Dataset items
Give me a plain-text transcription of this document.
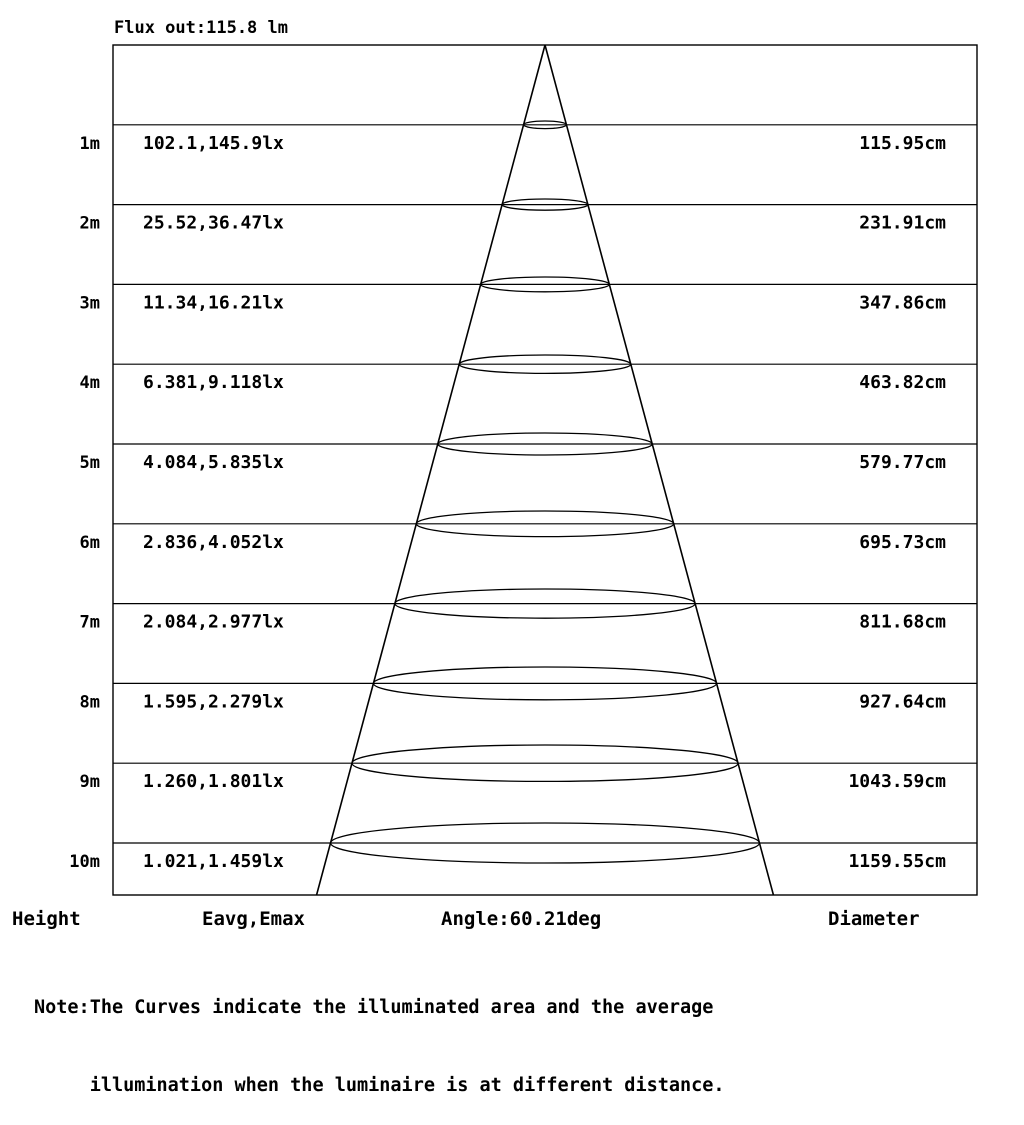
Flux out:115.8 lm
1m 102.1,145.9lx	115.95cm
2m 25.52,36.47lx	231.91cm
3m 11.34,16.21lx	347.86cm
4m 6.381,9.118lx	463.82cm
5m 4.084,5.835lx	579.77cm
6m 2.836,4.052lx	695.73cm
7m 2.084,2.977lx	811.68cm
8m 1.595,2.279lx	927.64cm
9m 1.260,1.801lx	1043.59cm
10m 1.021,1.459lx	1159.55cm
Height	Eavg,Emax	Angle:60.21deg	Diameter

Note:The Curves indicate the illuminated area and the average

illumination when the luminaire is at different distance.
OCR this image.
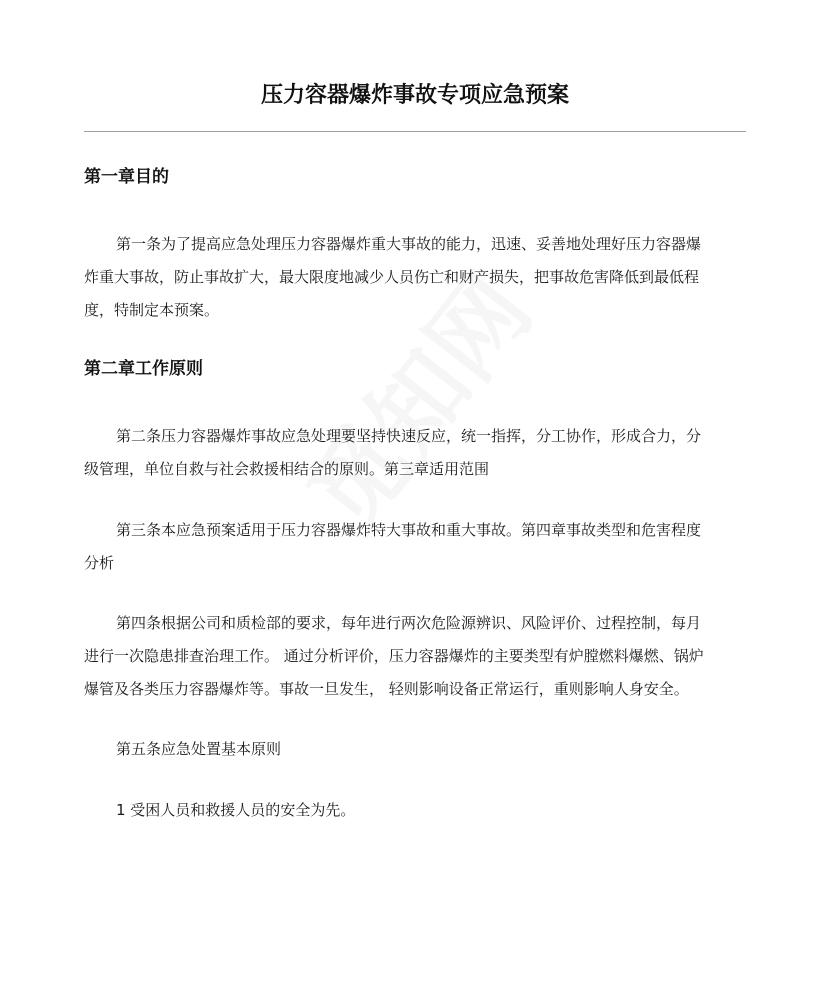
压力容器爆炸事故专项应急预案
第一章目的
第一条为了提高应急处理压力容器爆炸重大事故的能力，迅速、妥善地处理好压力容器爆
炸重大事故，防止事故扩大，最大限度地减少人员伤亡和财产损失，把事故危害降低到最低程
度，特制定本预案。
第二章工作原则
第二条压力容器爆炸事故应急处理要坚持快速反应，统一指挥，分工协作，形成合力，分
级管理，单位自救与社会救援相结合的原则。第三章适用范围
第三条本应急预案适用于压力容器爆炸特大事故和重大事故。第四章事故类型和危害程度
分析
第四条根据公司和质检部的要求，每年进行两次危险源辨识、风险评价、过程控制，每月
进行一次隐患排查治理工作。 通过分析评价，压力容器爆炸的主要类型有炉膛燃料爆燃、锅炉
爆管及各类压力容器爆炸等。事故一旦发生， 轻则影响设备正常运行，重则影响人身安全。
第五条应急处置基本原则
1 受困人员和救援人员的安全为先。
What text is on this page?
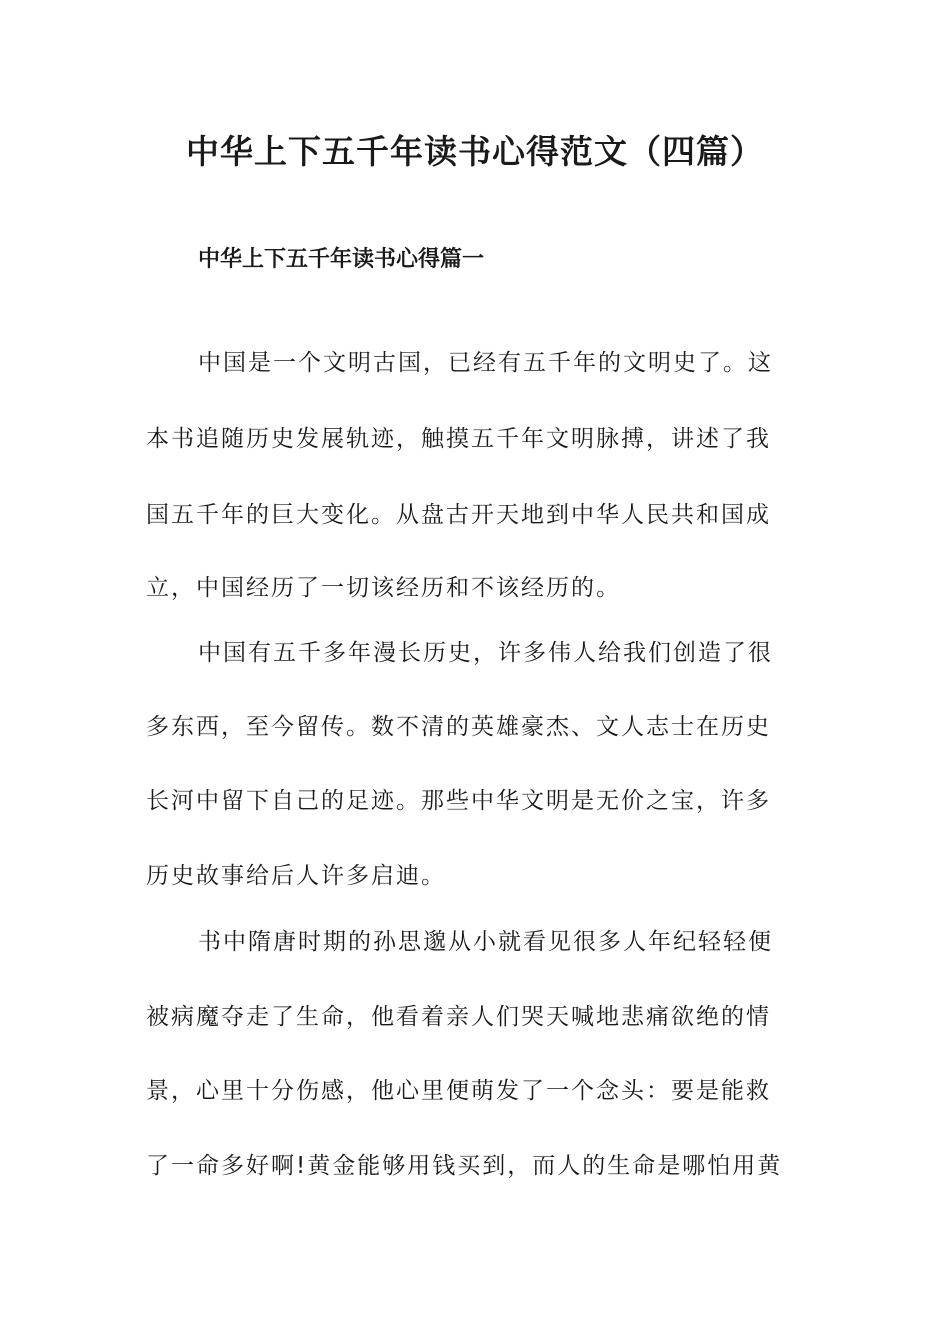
中华上下五千年读书心得范文（四篇）
中华上下五千年读书心得篇一

中国是一个文明古国，已经有五千年的文明史了。这

本书追随历史发展轨迹，触摸五千年文明脉搏，讲述了我

国五千年的巨大变化。从盘古开天地到中华人民共和国成

立，中国经历了一切该经历和不该经历的。

中国有五千多年漫长历史，许多伟人给我们创造了很

多东西，至今留传。数不清的英雄豪杰、文人志士在历史

长河中留下自己的足迹。那些中华文明是无价之宝，许多

历史故事给后人许多启迪。

书中隋唐时期的孙思邈从小就看见很多人年纪轻轻便

被病魔夺走了生命，他看着亲人们哭天喊地悲痛欲绝的情

景，心里十分伤感，他心里便萌发了一个念头：要是能救

了一命多好啊!黄金能够用钱买到，而人的生命是哪怕用黄
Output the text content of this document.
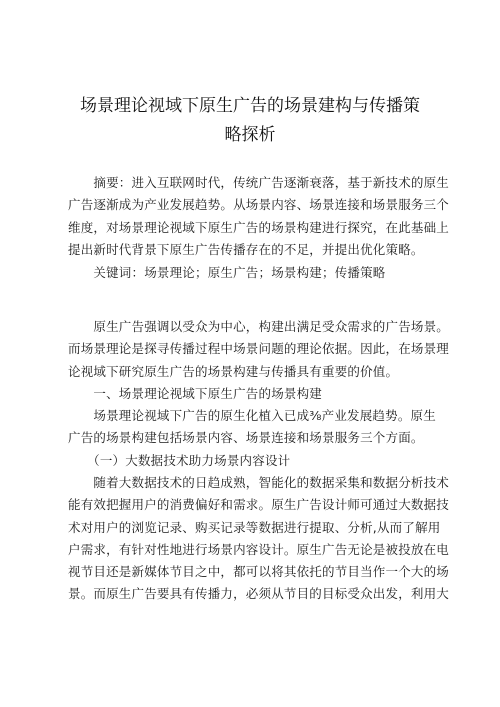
场景理论视域下原生广告的场景建构与传播策
略探析

　　摘要：进入互联网时代，传统广告逐渐衰落，基于新技术的原生
广告逐渐成为产业发展趋势。从场景内容、场景连接和场景服务三个
维度，对场景理论视域下原生广告的场景构建进行探究，在此基础上
提出新时代背景下原生广告传播存在的不足，并提出优化策略。

　　关键词：场景理论；原生广告；场景构建；传播策略

　　原生广告强调以受众为中心，构建出满足受众需求的广告场景。
而场景理论是探寻传播过程中场景问题的理论依据。因此，在场景理
论视域下研究原生广告的场景构建与传播具有重要的价值。

　　一、场景理论视域下原生广告的场景构建

　　场景理论视域下广告的原生化植入已成⅜产业发展趋势。原生
广告的场景构建包括场景内容、场景连接和场景服务三个方面。

　　（一）大数据技术助力场景内容设计

　　随着大数据技术的日趋成熟，智能化的数据采集和数据分析技术
能有效把握用户的消费偏好和需求。原生广告设计师可通过大数据技
术对用户的浏览记录、购买记录等数据进行提取、分析,从而了解用
户需求，有针对性地进行场景内容设计。原生广告无论是被投放在电
视节目还是新媒体节目之中，都可以将其依托的节目当作一个大的场
景。而原生广告要具有传播力，必须从节目的目标受众出发，利用大
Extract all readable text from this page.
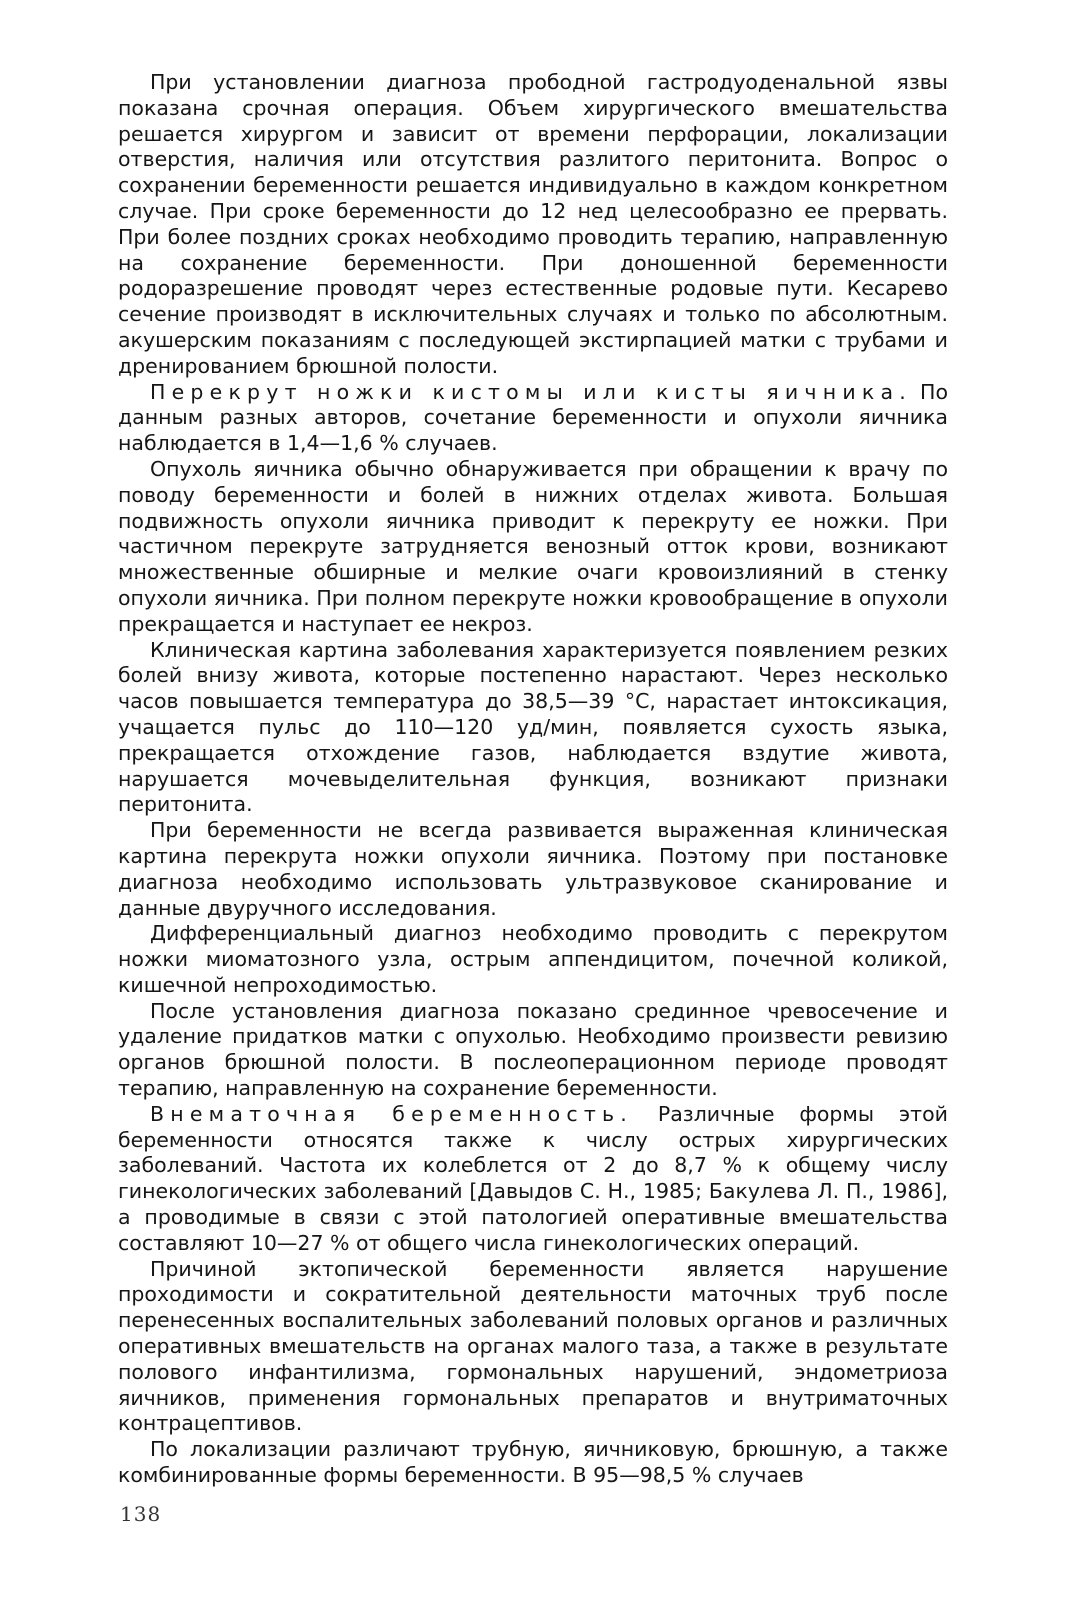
При установлении диагноза прободной гастродуоденальной язвы показана срочная операция. Объем хирургического вмешательства решается хирургом и зависит от времени перфорации, локализации отверстия, наличия или отсутствия разлитого перитонита. Вопрос о сохранении беременности решается индивидуально в каждом конкретном случае. При сроке беременности до 12 нед целесообразно ее прервать. При более поздних сроках необходимо проводить терапию, направленную на сохранение беременности. При доношенной беременности родоразрешение проводят через естественные родовые пути. Кесарево сечение производят в исключительных случаях и только по абсолютным. акушерским показаниям с последующей экстирпацией матки с трубами и дренированием брюшной полости.

Перекрут ножки кистомы или кисты яичника. По данным разных авторов, сочетание беременности и опухоли яичника наблюдается в 1,4—1,6 % случаев.

Опухоль яичника обычно обнаруживается при обращении к врачу по поводу беременности и болей в нижних отделах живота. Большая подвижность опухоли яичника приводит к перекруту ее ножки. При частичном перекруте затрудняется венозный отток крови, возникают множественные обширные и мелкие очаги кровоизлияний в стенку опухоли яичника. При полном перекруте ножки кровообращение в опухоли прекращается и наступает ее некроз.

Клиническая картина заболевания характеризуется появлением резких болей внизу живота, которые постепенно нарастают. Через несколько часов повышается температура до 38,5—39 °С, нарастает интоксикация, учащается пульс до 110—120 уд/мин, появляется сухость языка, прекращается отхождение газов, наблюдается вздутие живота, нарушается мочевыделительная функция, возникают признаки перитонита.

При беременности не всегда развивается выраженная клиническая картина перекрута ножки опухоли яичника. Поэтому при постановке диагноза необходимо использовать ультразвуковое сканирование и данные двуручного исследования.

Дифференциальный диагноз необходимо проводить с перекрутом ножки миоматозного узла, острым аппендицитом, почечной коликой, кишечной непроходимостью.

После установления диагноза показано срединное чревосечение и удаление придатков матки с опухолью. Необходимо произвести ревизию органов брюшной полости. В послеоперационном периоде проводят терапию, направленную на сохранение беременности.

Внематочная беременность. Различные формы этой беременности относятся также к числу острых хирургических заболеваний. Частота их колеблется от 2 до 8,7 % к общему числу гинекологических заболеваний [Давыдов С. Н., 1985; Бакулева Л. П., 1986], а проводимые в связи с этой патологией оперативные вмешательства составляют 10—27 % от общего числа гинекологических операций.

Причиной эктопической беременности является нарушение проходимости и сократительной деятельности маточных труб после перенесенных воспалительных заболеваний половых органов и различных оперативных вмешательств на органах малого таза, а также в результате полового инфантилизма, гормональных нарушений, эндометриоза яичников, применения гормональных препаратов и внутриматочных контрацептивов.

По локализации различают трубную, яичниковую, брюшную, а также комбинированные формы беременности. В 95—98,5 % случаев

138
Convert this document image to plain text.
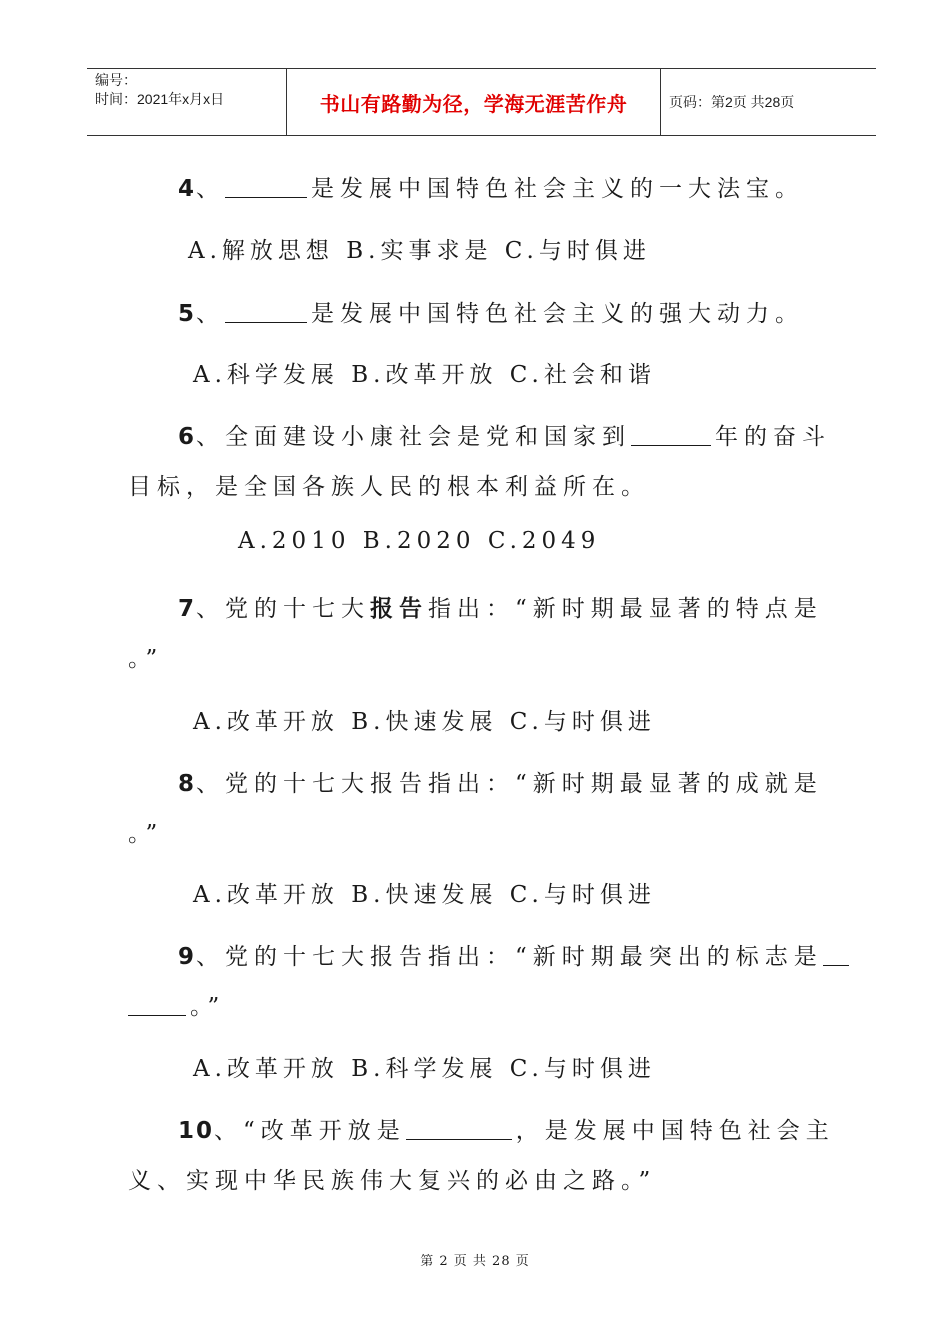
编号：
时间：2021年x月x日	书山有路勤为径，学海无涯苦作舟	页码：第2页 共28页
4、	是发展中国特色社会主义的一大法宝。
A.解放思想 B.实事求是 C.与时俱进
5、	是发展中国特色社会主义的强大动力。
A.科学发展 B.改革开放 C.社会和谐
6、全面建设小康社会是党和国家到	年的奋斗
目标，是全国各族人民的根本利益所在。
A.2010 B.2020 C.2049
7、党的十七大报告指出：“新时期最显著的特点是
。”
A.改革开放 B.快速发展 C.与时俱进
8、党的十七大报告指出：“新时期最显著的成就是
。”
A.改革开放 B.快速发展 C.与时俱进
9、党的十七大报告指出：“新时期最突出的标志是
。”
A.改革开放 B.科学发展 C.与时俱进
10、“改革开放是	，是发展中国特色社会主
义、实现中华民族伟大复兴的必由之路。”
第 2 页 共 28 页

▶ _What this task involves_
Within the listing above, find every line containing the string "случаев" and return it.

▶ _Completed exercise_
Перекрут ножки кистомы или кисты яичника. По данным разных авторов, сочетание беременности и опухоли яичника наблюдается в 1,4—1,6 % случаев.
По локализации различают трубную, яичниковую, брюшную, а также комбинированные формы беременности. В 95—98,5 % случаев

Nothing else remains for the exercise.